* [RECORDS PROVIDED]:
################
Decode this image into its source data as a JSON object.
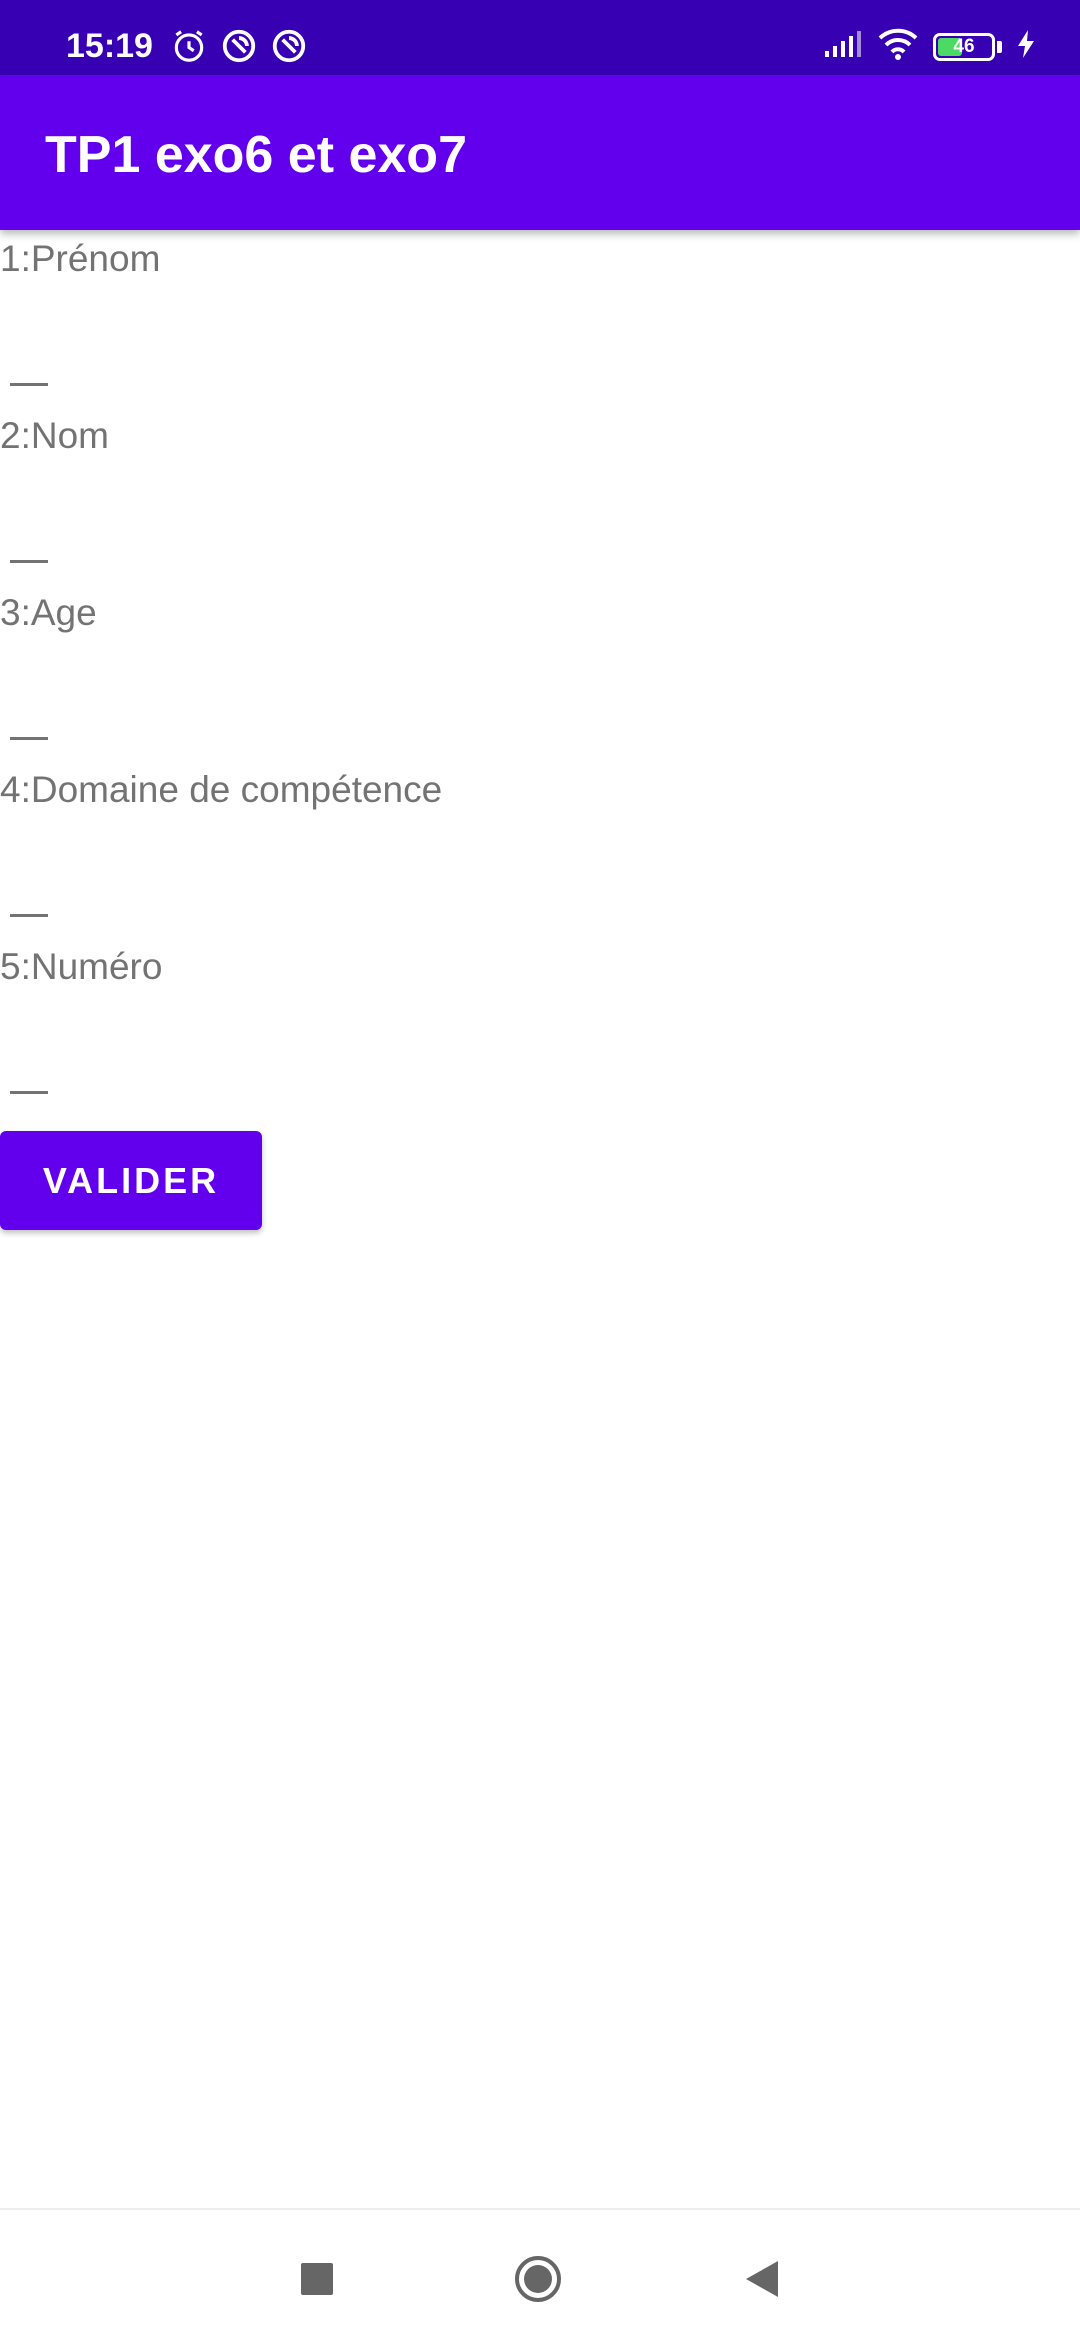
{
  "status_bar": {
    "time": "15:19",
    "battery_level": "46",
    "battery_fraction": 0.46,
    "icons": [
      "alarm-icon",
      "sync-icon",
      "sync-icon",
      "signal-icon",
      "wifi-icon",
      "battery-icon",
      "charging-icon"
    ]
  },
  "app_bar": {
    "title": "TP1 exo6 et exo7"
  },
  "form": {
    "fields": [
      {
        "label": "1:Prénom",
        "value": ""
      },
      {
        "label": "2:Nom",
        "value": ""
      },
      {
        "label": "3:Age",
        "value": ""
      },
      {
        "label": "4:Domaine de compétence",
        "value": ""
      },
      {
        "label": "5:Numéro",
        "value": ""
      }
    ],
    "submit_label": "VALIDER"
  },
  "nav_bar": {
    "buttons": [
      "recents-button",
      "home-button",
      "back-button"
    ]
  },
  "colors": {
    "status_bar": "#3700b3",
    "primary": "#6200ee",
    "label_text": "#737373",
    "battery_fill": "#4cd964"
  }
}
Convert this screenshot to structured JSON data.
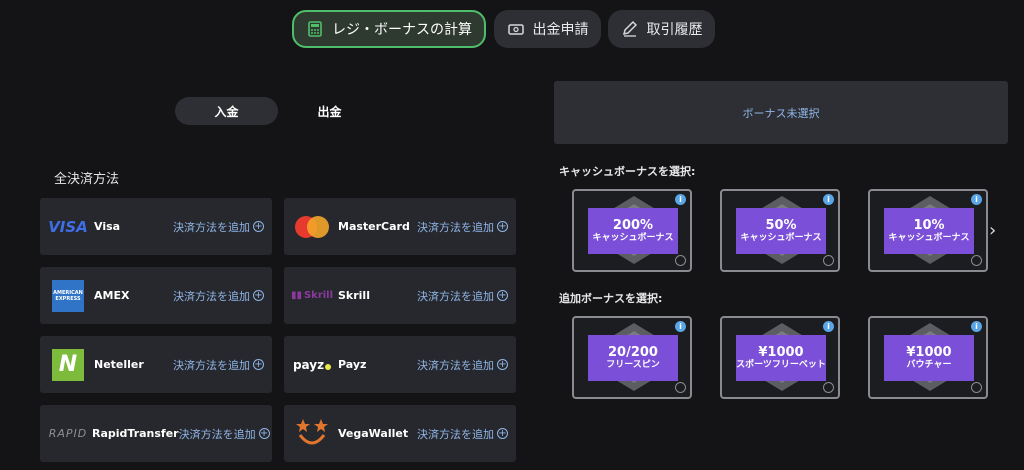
{
  "top_tabs": [
    {
      "label": "レジ・ボーナスの計算",
      "icon": "calculator-icon",
      "active": true
    },
    {
      "label": "出金申請",
      "icon": "cash-icon",
      "active": false
    },
    {
      "label": "取引履歴",
      "icon": "pencil-icon",
      "active": false
    }
  ],
  "toggle": {
    "deposit": "入金",
    "withdraw": "出金"
  },
  "methods": {
    "title": "全決済方法",
    "add_label": "決済方法を追加",
    "items": [
      {
        "name": "Visa",
        "logo_text": "VISA"
      },
      {
        "name": "MasterCard",
        "logo_text": ""
      },
      {
        "name": "AMEX",
        "logo_text": "AMERICAN EXPRESS"
      },
      {
        "name": "Skrill",
        "logo_text": "Skrill"
      },
      {
        "name": "Neteller",
        "logo_text": "N"
      },
      {
        "name": "Payz",
        "logo_text": "payz"
      },
      {
        "name": "RapidTransfer",
        "logo_text": "RAPID"
      },
      {
        "name": "VegaWallet",
        "logo_text": ""
      }
    ]
  },
  "bonus": {
    "status": "ボーナス未選択",
    "cash_title": "キャッシュボーナスを選択:",
    "extra_title": "追加ボーナスを選択:",
    "cash": [
      {
        "big": "200%",
        "small": "キャッシュボーナス"
      },
      {
        "big": "50%",
        "small": "キャッシュボーナス"
      },
      {
        "big": "10%",
        "small": "キャッシュボーナス"
      }
    ],
    "extra": [
      {
        "big": "20/200",
        "small": "フリースピン"
      },
      {
        "big": "¥1000",
        "small": "スポーツフリーベット"
      },
      {
        "big": "¥1000",
        "small": "バウチャー"
      }
    ],
    "info_glyph": "i",
    "next_glyph": "›"
  },
  "colors": {
    "accent_green": "#4fbe6a",
    "bonus_purple": "#7b4fd8",
    "link_blue": "#8fb6e8"
  }
}
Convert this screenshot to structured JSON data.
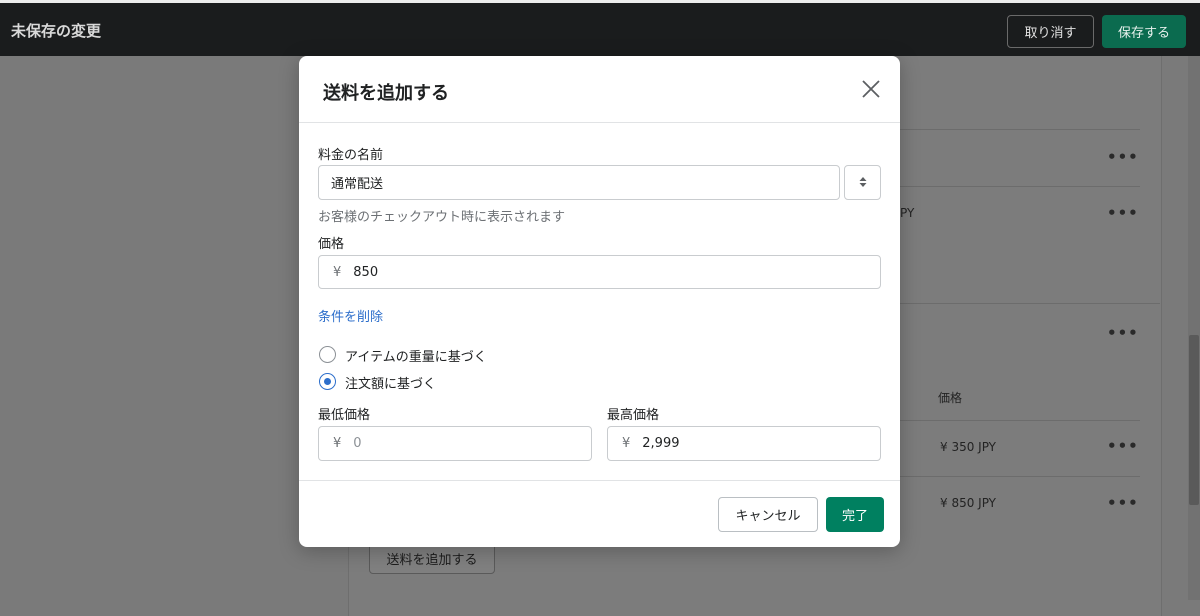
{
  "topbar": {
    "title": "未保存の変更",
    "discard_label": "取り消す",
    "save_label": "保存する"
  },
  "background": {
    "partial_price_text": "PY",
    "price_column_header": "価格",
    "row1_price": "¥ 350 JPY",
    "row2_price": "¥ 850 JPY",
    "add_rate_button": "送料を追加する",
    "more_icon": "•••"
  },
  "modal": {
    "title": "送料を追加する",
    "rate_name_label": "料金の名前",
    "rate_name_value": "通常配送",
    "rate_name_help": "お客様のチェックアウト時に表示されます",
    "price_label": "価格",
    "currency_symbol": "¥",
    "price_value": "850",
    "remove_conditions_link": "条件を削除",
    "condition_weight_label": "アイテムの重量に基づく",
    "condition_order_label": "注文額に基づく",
    "selected_condition": "注文額に基づく",
    "min_price_label": "最低価格",
    "min_price_placeholder": "0",
    "max_price_label": "最高価格",
    "max_price_value": "2,999",
    "cancel_label": "キャンセル",
    "done_label": "完了"
  },
  "colors": {
    "primary_green": "#008060",
    "link_blue": "#2c6ecb",
    "topbar_bg": "#1a1c1d"
  }
}
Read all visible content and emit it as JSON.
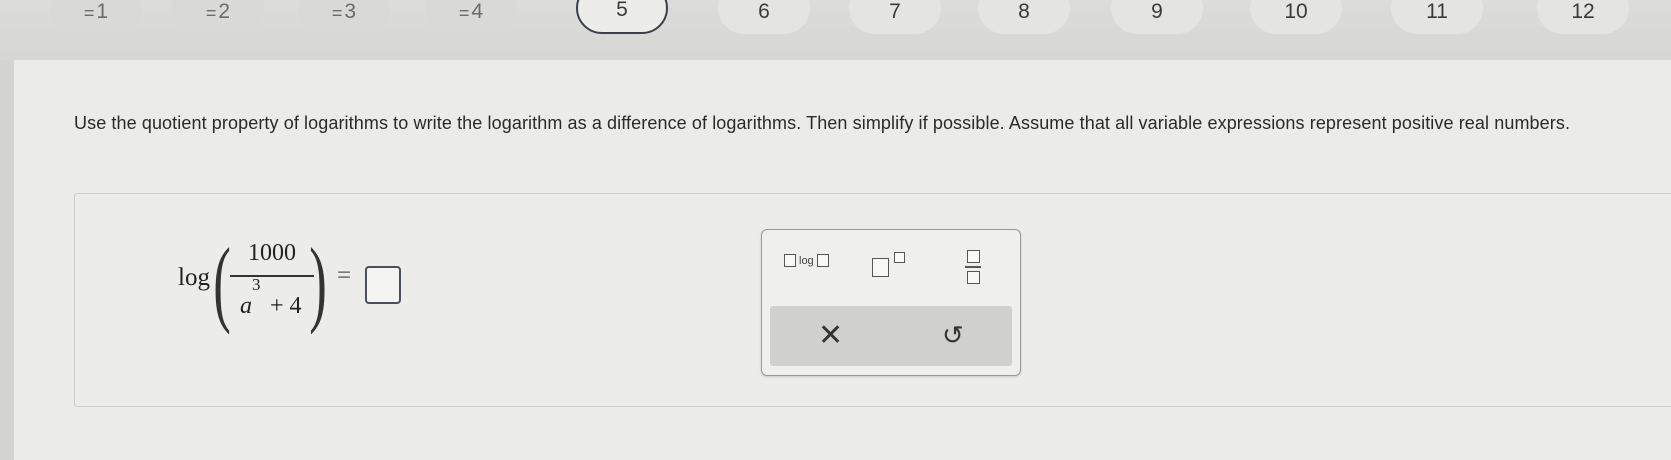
{
  "nav": {
    "items": [
      {
        "label": "1",
        "state": "done"
      },
      {
        "label": "2",
        "state": "done"
      },
      {
        "label": "3",
        "state": "done"
      },
      {
        "label": "4",
        "state": "done"
      },
      {
        "label": "5",
        "state": "current"
      },
      {
        "label": "6",
        "state": "todo"
      },
      {
        "label": "7",
        "state": "todo"
      },
      {
        "label": "8",
        "state": "todo"
      },
      {
        "label": "9",
        "state": "todo"
      },
      {
        "label": "10",
        "state": "todo"
      },
      {
        "label": "11",
        "state": "todo"
      },
      {
        "label": "12",
        "state": "todo"
      }
    ]
  },
  "question": {
    "text": "Use the quotient property of logarithms to write the logarithm as a difference of logarithms. Then simplify if possible. Assume that all variable expressions represent positive real numbers."
  },
  "expression": {
    "func": "log",
    "numerator": "1000",
    "den_var": "a",
    "den_exp": "3",
    "den_rest": "+ 4",
    "equals": "="
  },
  "palette": {
    "log_label": "log",
    "clear_symbol": "✕",
    "undo_symbol": "↺"
  }
}
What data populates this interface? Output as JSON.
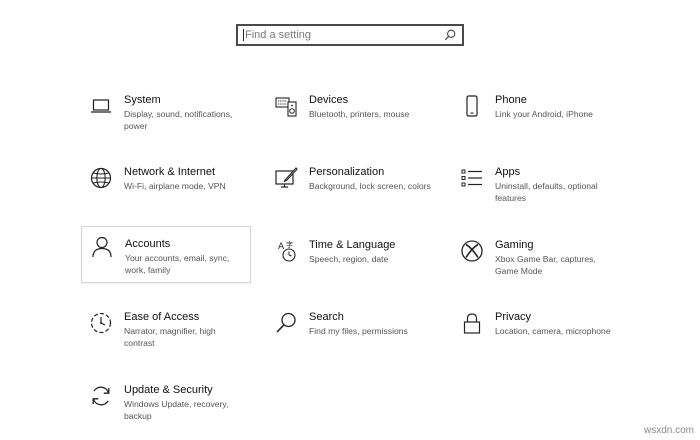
{
  "search": {
    "placeholder": "Find a setting"
  },
  "tiles": [
    {
      "title": "System",
      "desc": "Display, sound, notifications, power",
      "icon": "laptop-icon"
    },
    {
      "title": "Devices",
      "desc": "Bluetooth, printers, mouse",
      "icon": "keyboard-speaker-icon"
    },
    {
      "title": "Phone",
      "desc": "Link your Android, iPhone",
      "icon": "phone-icon"
    },
    {
      "title": "Network & Internet",
      "desc": "Wi-Fi, airplane mode, VPN",
      "icon": "globe-icon"
    },
    {
      "title": "Personalization",
      "desc": "Background, lock screen, colors",
      "icon": "pen-monitor-icon"
    },
    {
      "title": "Apps",
      "desc": "Uninstall, defaults, optional features",
      "icon": "apps-list-icon"
    },
    {
      "title": "Accounts",
      "desc": "Your accounts, email, sync, work, family",
      "icon": "person-icon"
    },
    {
      "title": "Time & Language",
      "desc": "Speech, region, date",
      "icon": "time-language-icon"
    },
    {
      "title": "Gaming",
      "desc": "Xbox Game Bar, captures, Game Mode",
      "icon": "xbox-icon"
    },
    {
      "title": "Ease of Access",
      "desc": "Narrator, magnifier, high contrast",
      "icon": "ease-of-access-icon"
    },
    {
      "title": "Search",
      "desc": "Find my files, permissions",
      "icon": "magnifier-icon"
    },
    {
      "title": "Privacy",
      "desc": "Location, camera, microphone",
      "icon": "lock-icon"
    },
    {
      "title": "Update & Security",
      "desc": "Windows Update, recovery, backup",
      "icon": "sync-arrows-icon"
    }
  ],
  "watermark": "wsxdn.com"
}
################
* [SET EXERCISE]: From the records, copy every line that has the string "送料を追加する" in it.

* [EXERCISE OUTPUT]:
    "add_rate_button": "送料を追加する",
    "title": "送料を追加する",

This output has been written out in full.